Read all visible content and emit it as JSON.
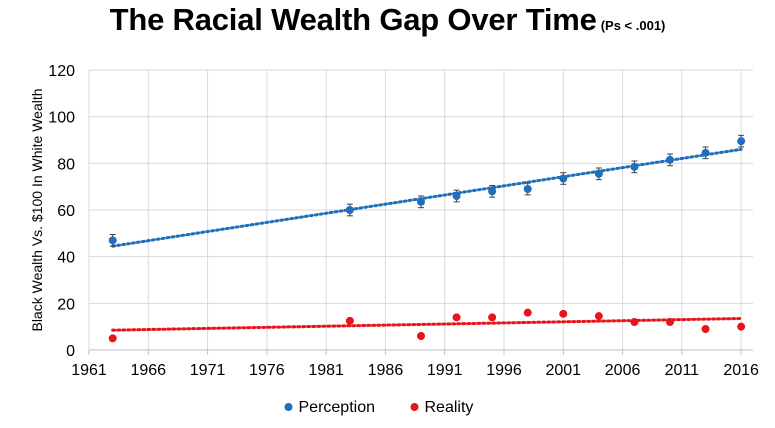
{
  "chart_data": {
    "type": "scatter",
    "title": "The Racial Wealth Gap Over Time",
    "subtitle": "(Ps < .001)",
    "ylabel": "Black Wealth Vs. $100 In White Wealth",
    "xlabel": "",
    "xlim": [
      1961,
      2017
    ],
    "ylim": [
      0,
      120
    ],
    "x_ticks": [
      1961,
      1966,
      1971,
      1976,
      1981,
      1986,
      1991,
      1996,
      2001,
      2006,
      2011,
      2016
    ],
    "y_ticks": [
      0,
      20,
      40,
      60,
      80,
      100,
      120
    ],
    "grid": true,
    "legend_position": "bottom",
    "series": [
      {
        "name": "Perception",
        "color": "#1f6fbf",
        "error_bars": true,
        "trendline": true,
        "points": [
          {
            "x": 1963,
            "y": 47
          },
          {
            "x": 1983,
            "y": 60
          },
          {
            "x": 1989,
            "y": 63.5
          },
          {
            "x": 1992,
            "y": 66
          },
          {
            "x": 1995,
            "y": 68
          },
          {
            "x": 1998,
            "y": 69
          },
          {
            "x": 2001,
            "y": 73.5
          },
          {
            "x": 2004,
            "y": 75.5
          },
          {
            "x": 2007,
            "y": 78.5
          },
          {
            "x": 2010,
            "y": 81.5
          },
          {
            "x": 2013,
            "y": 84.5
          },
          {
            "x": 2016,
            "y": 89.5
          }
        ],
        "error": 2.5,
        "trend": [
          [
            1963,
            44.5
          ],
          [
            2016,
            86
          ]
        ]
      },
      {
        "name": "Reality",
        "color": "#e8141b",
        "error_bars": false,
        "trendline": true,
        "points": [
          {
            "x": 1963,
            "y": 5
          },
          {
            "x": 1983,
            "y": 12.5
          },
          {
            "x": 1989,
            "y": 6
          },
          {
            "x": 1992,
            "y": 14
          },
          {
            "x": 1995,
            "y": 14
          },
          {
            "x": 1998,
            "y": 16
          },
          {
            "x": 2001,
            "y": 15.5
          },
          {
            "x": 2004,
            "y": 14.5
          },
          {
            "x": 2007,
            "y": 12
          },
          {
            "x": 2010,
            "y": 12
          },
          {
            "x": 2013,
            "y": 9
          },
          {
            "x": 2016,
            "y": 10
          }
        ],
        "trend": [
          [
            1963,
            8.5
          ],
          [
            2016,
            13.5
          ]
        ]
      }
    ]
  }
}
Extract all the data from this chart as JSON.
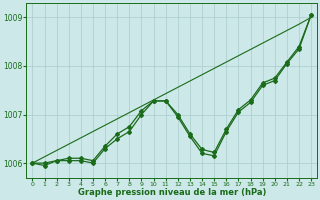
{
  "title": "",
  "xlabel": "Graphe pression niveau de la mer (hPa)",
  "background_color": "#cce8e8",
  "grid_color": "#aacccc",
  "line_color": "#1a6b1a",
  "x": [
    0,
    1,
    2,
    3,
    4,
    5,
    6,
    7,
    8,
    9,
    10,
    11,
    12,
    13,
    14,
    15,
    16,
    17,
    18,
    19,
    20,
    21,
    22,
    23
  ],
  "line_main": [
    1006.0,
    1005.95,
    1006.05,
    1006.05,
    1006.05,
    1006.0,
    1006.3,
    1006.5,
    1006.65,
    1007.0,
    1007.28,
    1007.28,
    1006.95,
    1006.55,
    1006.2,
    1006.15,
    1006.65,
    1007.05,
    1007.25,
    1007.6,
    1007.7,
    1008.05,
    1008.35,
    1009.05
  ],
  "line_smooth": [
    1006.0,
    1006.0,
    1006.05,
    1006.1,
    1006.1,
    1006.05,
    1006.35,
    1006.6,
    1006.75,
    1007.08,
    1007.28,
    1007.28,
    1007.0,
    1006.6,
    1006.28,
    1006.22,
    1006.7,
    1007.1,
    1007.3,
    1007.65,
    1007.75,
    1008.08,
    1008.4,
    1009.05
  ],
  "line_straight": [
    1006.0,
    1006.13,
    1006.26,
    1006.39,
    1006.52,
    1006.65,
    1006.78,
    1006.91,
    1007.04,
    1007.17,
    1007.3,
    1007.43,
    1007.56,
    1007.69,
    1007.82,
    1007.95,
    1008.08,
    1008.21,
    1008.34,
    1008.47,
    1008.6,
    1008.73,
    1008.86,
    1009.0
  ],
  "ylim": [
    1005.7,
    1009.3
  ],
  "yticks": [
    1006,
    1007,
    1008,
    1009
  ],
  "xticks": [
    0,
    1,
    2,
    3,
    4,
    5,
    6,
    7,
    8,
    9,
    10,
    11,
    12,
    13,
    14,
    15,
    16,
    17,
    18,
    19,
    20,
    21,
    22,
    23
  ],
  "xlim": [
    -0.5,
    23.5
  ]
}
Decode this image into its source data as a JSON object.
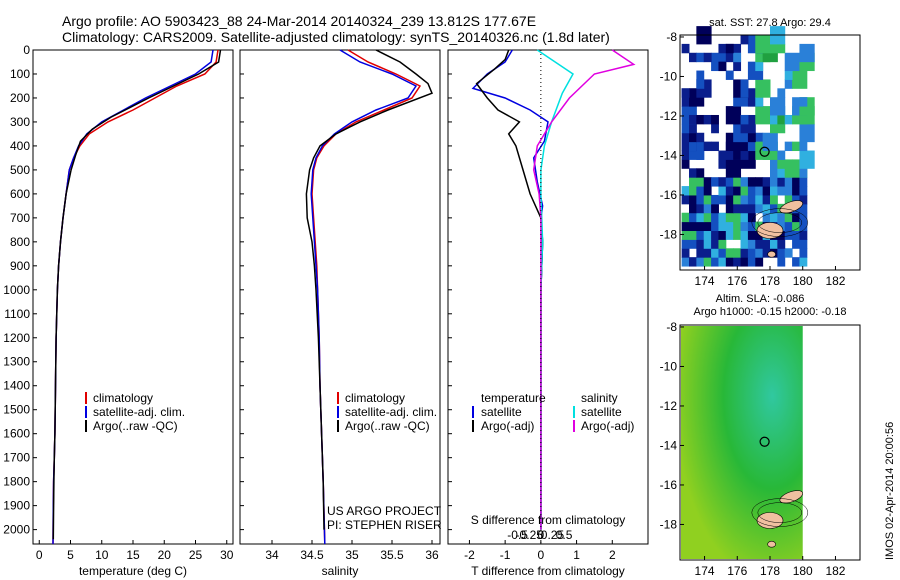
{
  "header": {
    "line1": "Argo profile: AO 5903423_88 24-Mar-2014 20140324_239 13.812S 177.67E",
    "line2": "Climatology: CARS2009. Satellite-adjusted climatology: synTS_20140326.nc (1.8d later)"
  },
  "depth_axis": {
    "range": [
      0,
      2060
    ],
    "ticks": [
      0,
      100,
      200,
      300,
      400,
      500,
      600,
      700,
      800,
      900,
      1000,
      1100,
      1200,
      1300,
      1400,
      1500,
      1600,
      1700,
      1800,
      1900,
      2000
    ]
  },
  "colors": {
    "climatology": "#e00000",
    "satellite": "#0000e0",
    "argo": "#000000",
    "satellite_salinity": "#00e0e0",
    "argo_salinity": "#e000e0",
    "ocean_low": "#00005a",
    "ocean_mid": "#2a6fd4",
    "ocean_high": "#36c060",
    "land": "#f0c0a0",
    "sla_field": "#30c030"
  },
  "chart_data": [
    {
      "type": "line",
      "name": "temperature-panel",
      "xlabel": "temperature (deg C)",
      "xlim": [
        -1,
        31
      ],
      "xticks": [
        0,
        5,
        10,
        15,
        20,
        25,
        30
      ],
      "ylim": [
        0,
        2060
      ],
      "legend": [
        "climatology",
        "satellite-adj. clim.",
        "Argo(..raw -QC)"
      ],
      "series": [
        {
          "name": "climatology",
          "color": "#e00000",
          "x": [
            28.6,
            28.3,
            26.5,
            22.0,
            18.5,
            15.0,
            11.0,
            8.0,
            6.5,
            5.5,
            4.8,
            4.3,
            3.8,
            3.4,
            3.1,
            2.9,
            2.7,
            2.6,
            2.5,
            2.4,
            2.3,
            2.25,
            2.2
          ],
          "y": [
            0,
            50,
            100,
            150,
            200,
            250,
            300,
            350,
            400,
            450,
            500,
            600,
            700,
            800,
            900,
            1000,
            1200,
            1400,
            1600,
            1700,
            1800,
            1900,
            2060
          ]
        },
        {
          "name": "satellite",
          "color": "#0000e0",
          "x": [
            27.8,
            27.5,
            25.0,
            21.0,
            17.0,
            13.5,
            10.0,
            7.6,
            6.3,
            5.5,
            4.8,
            4.3,
            3.8,
            3.4,
            3.1,
            2.9,
            2.7,
            2.6,
            2.5,
            2.4,
            2.3,
            2.25,
            2.2
          ],
          "y": [
            0,
            50,
            100,
            150,
            200,
            250,
            300,
            350,
            400,
            450,
            500,
            600,
            700,
            800,
            900,
            1000,
            1200,
            1400,
            1600,
            1700,
            1800,
            1900,
            2060
          ]
        },
        {
          "name": "argo",
          "color": "#000000",
          "x": [
            29.0,
            28.7,
            25.5,
            21.5,
            17.5,
            14.5,
            11.5,
            8.5,
            6.6,
            5.8,
            5.1,
            4.3,
            3.8,
            3.4,
            3.1,
            2.9,
            2.7,
            2.6,
            2.5,
            2.4,
            2.35,
            2.3,
            2.25
          ],
          "y": [
            0,
            50,
            100,
            150,
            200,
            240,
            280,
            330,
            380,
            440,
            500,
            600,
            700,
            800,
            900,
            1000,
            1200,
            1400,
            1600,
            1700,
            1800,
            1900,
            2040
          ]
        }
      ]
    },
    {
      "type": "line",
      "name": "salinity-panel",
      "xlabel": "salinity",
      "xlim": [
        33.6,
        36.1
      ],
      "xticks": [
        34,
        34.5,
        35,
        35.5,
        36
      ],
      "xticklabels": [
        "34",
        "34.5",
        "35",
        "35.5",
        "36"
      ],
      "ylim": [
        0,
        2060
      ],
      "legend": [
        "climatology",
        "satellite-adj. clim.",
        "Argo(..raw -QC)"
      ],
      "annotation": [
        "US ARGO PROJECT",
        "PI: STEPHEN RISER"
      ],
      "series": [
        {
          "name": "climatology",
          "color": "#e00000",
          "x": [
            34.95,
            35.2,
            35.55,
            35.85,
            35.75,
            35.4,
            35.05,
            34.8,
            34.65,
            34.56,
            34.52,
            34.5,
            34.52,
            34.54,
            34.56,
            34.57,
            34.59,
            34.6,
            34.62,
            34.63,
            34.64,
            34.66
          ],
          "y": [
            0,
            50,
            100,
            150,
            200,
            250,
            300,
            350,
            400,
            450,
            500,
            600,
            700,
            800,
            900,
            1000,
            1200,
            1400,
            1600,
            1700,
            1800,
            2060
          ]
        },
        {
          "name": "satellite",
          "color": "#0000e0",
          "x": [
            34.85,
            35.1,
            35.5,
            35.8,
            35.7,
            35.3,
            35.0,
            34.78,
            34.63,
            34.55,
            34.51,
            34.49,
            34.51,
            34.53,
            34.55,
            34.57,
            34.59,
            34.6,
            34.62,
            34.63,
            34.64,
            34.66
          ],
          "y": [
            0,
            50,
            100,
            150,
            200,
            250,
            300,
            350,
            400,
            450,
            500,
            600,
            700,
            800,
            900,
            1000,
            1200,
            1400,
            1600,
            1700,
            1800,
            2060
          ]
        },
        {
          "name": "argo",
          "color": "#000000",
          "x": [
            35.3,
            35.6,
            35.8,
            35.95,
            36.0,
            35.45,
            35.1,
            34.8,
            34.6,
            34.52,
            34.47,
            34.43,
            34.44,
            34.5,
            34.53,
            34.55,
            34.58,
            34.6,
            34.62,
            34.63,
            34.64,
            34.65
          ],
          "y": [
            0,
            50,
            100,
            140,
            180,
            250,
            300,
            350,
            400,
            450,
            500,
            600,
            700,
            800,
            900,
            1000,
            1200,
            1400,
            1600,
            1700,
            1800,
            2000
          ]
        }
      ]
    },
    {
      "type": "line",
      "name": "difference-panel",
      "xlabel": "T difference from climatology",
      "xlim": [
        -2.6,
        3.0
      ],
      "xticks": [
        -2,
        -1,
        0,
        1,
        2
      ],
      "top_xlabel": "S difference from climatology",
      "top_xticklabels": [
        "-0.5",
        "-0.25",
        "0",
        "0.25",
        "0.5"
      ],
      "top_xticks": [
        -0.5,
        -0.25,
        0,
        0.25,
        0.5
      ],
      "ylim": [
        0,
        2060
      ],
      "legend": [
        "temperature",
        "satellite",
        "Argo(-adj)",
        "salinity",
        "satellite",
        "Argo(-adj)"
      ],
      "series": [
        {
          "name": "temperature-satellite",
          "color": "#0000e0",
          "x": [
            -0.8,
            -1.0,
            -1.5,
            -1.9,
            -1.0,
            -0.3,
            0.2,
            0.1,
            -0.2,
            -0.1,
            0.05,
            0.0,
            0.05,
            0.0,
            0.0,
            0.0,
            0.0,
            0.0,
            0.0
          ],
          "y": [
            0,
            50,
            100,
            160,
            200,
            250,
            300,
            380,
            450,
            550,
            650,
            700,
            800,
            1000,
            1200,
            1400,
            1600,
            1800,
            2000
          ]
        },
        {
          "name": "temperature-argo",
          "color": "#000000",
          "x": [
            -0.9,
            -1.0,
            -1.3,
            -1.8,
            -1.5,
            -1.2,
            -0.6,
            -0.9,
            -0.7,
            -0.5,
            -0.3,
            0.0,
            0.05,
            0.0,
            0.0,
            0.0,
            0.0,
            0.0,
            0.0
          ],
          "y": [
            0,
            40,
            80,
            140,
            200,
            250,
            300,
            350,
            400,
            500,
            600,
            700,
            800,
            1000,
            1200,
            1400,
            1600,
            1800,
            2000
          ]
        },
        {
          "name": "salinity-satellite",
          "color": "#00e0e0",
          "x": [
            -0.1,
            0.5,
            0.9,
            0.6,
            0.3,
            0.1,
            0.0,
            0.0,
            0.05,
            0.0,
            0.0,
            0.0,
            0.0,
            0.0
          ],
          "y": [
            0,
            60,
            100,
            180,
            300,
            400,
            500,
            600,
            800,
            1000,
            1300,
            1600,
            1800,
            2000
          ]
        },
        {
          "name": "salinity-argo",
          "color": "#e000e0",
          "x": [
            2.0,
            2.6,
            1.5,
            0.8,
            0.3,
            -0.1,
            -0.2,
            -0.05,
            0.0,
            0.0,
            0.0,
            0.0,
            0.0
          ],
          "y": [
            0,
            60,
            100,
            200,
            300,
            400,
            500,
            600,
            700,
            1000,
            1400,
            1800,
            2000
          ]
        }
      ]
    },
    {
      "type": "heatmap",
      "name": "sst-map",
      "title": "sat. SST: 27.8 Argo: 29.4",
      "xlim": [
        172.5,
        183.5
      ],
      "xticks": [
        174,
        176,
        178,
        180,
        182
      ],
      "ylim": [
        -19.8,
        -7.9
      ],
      "yticks": [
        -8,
        -10,
        -12,
        -14,
        -16,
        -18
      ],
      "data_extent_lon": [
        172.5,
        180
      ],
      "argo_position": {
        "lon": 177.67,
        "lat": -13.812
      }
    },
    {
      "type": "heatmap",
      "name": "sla-map",
      "title_line1": "Altim. SLA: -0.086",
      "title_line2": "Argo h1000: -0.15 h2000: -0.18",
      "xlim": [
        172.5,
        183.5
      ],
      "xticks": [
        174,
        176,
        178,
        180,
        182
      ],
      "ylim": [
        -19.8,
        -7.9
      ],
      "yticks": [
        -8,
        -10,
        -12,
        -14,
        -16,
        -18
      ],
      "data_extent_lon": [
        172.5,
        180
      ],
      "argo_position": {
        "lon": 177.67,
        "lat": -13.812
      }
    }
  ],
  "footer": {
    "imos_stamp": "IMOS 02-Apr-2014 20:00:56"
  }
}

# # # # #

Work out how many lines in the entries hold the string "climatology". Your answer should consist solely of that number.

* TASK OUTPUT:
8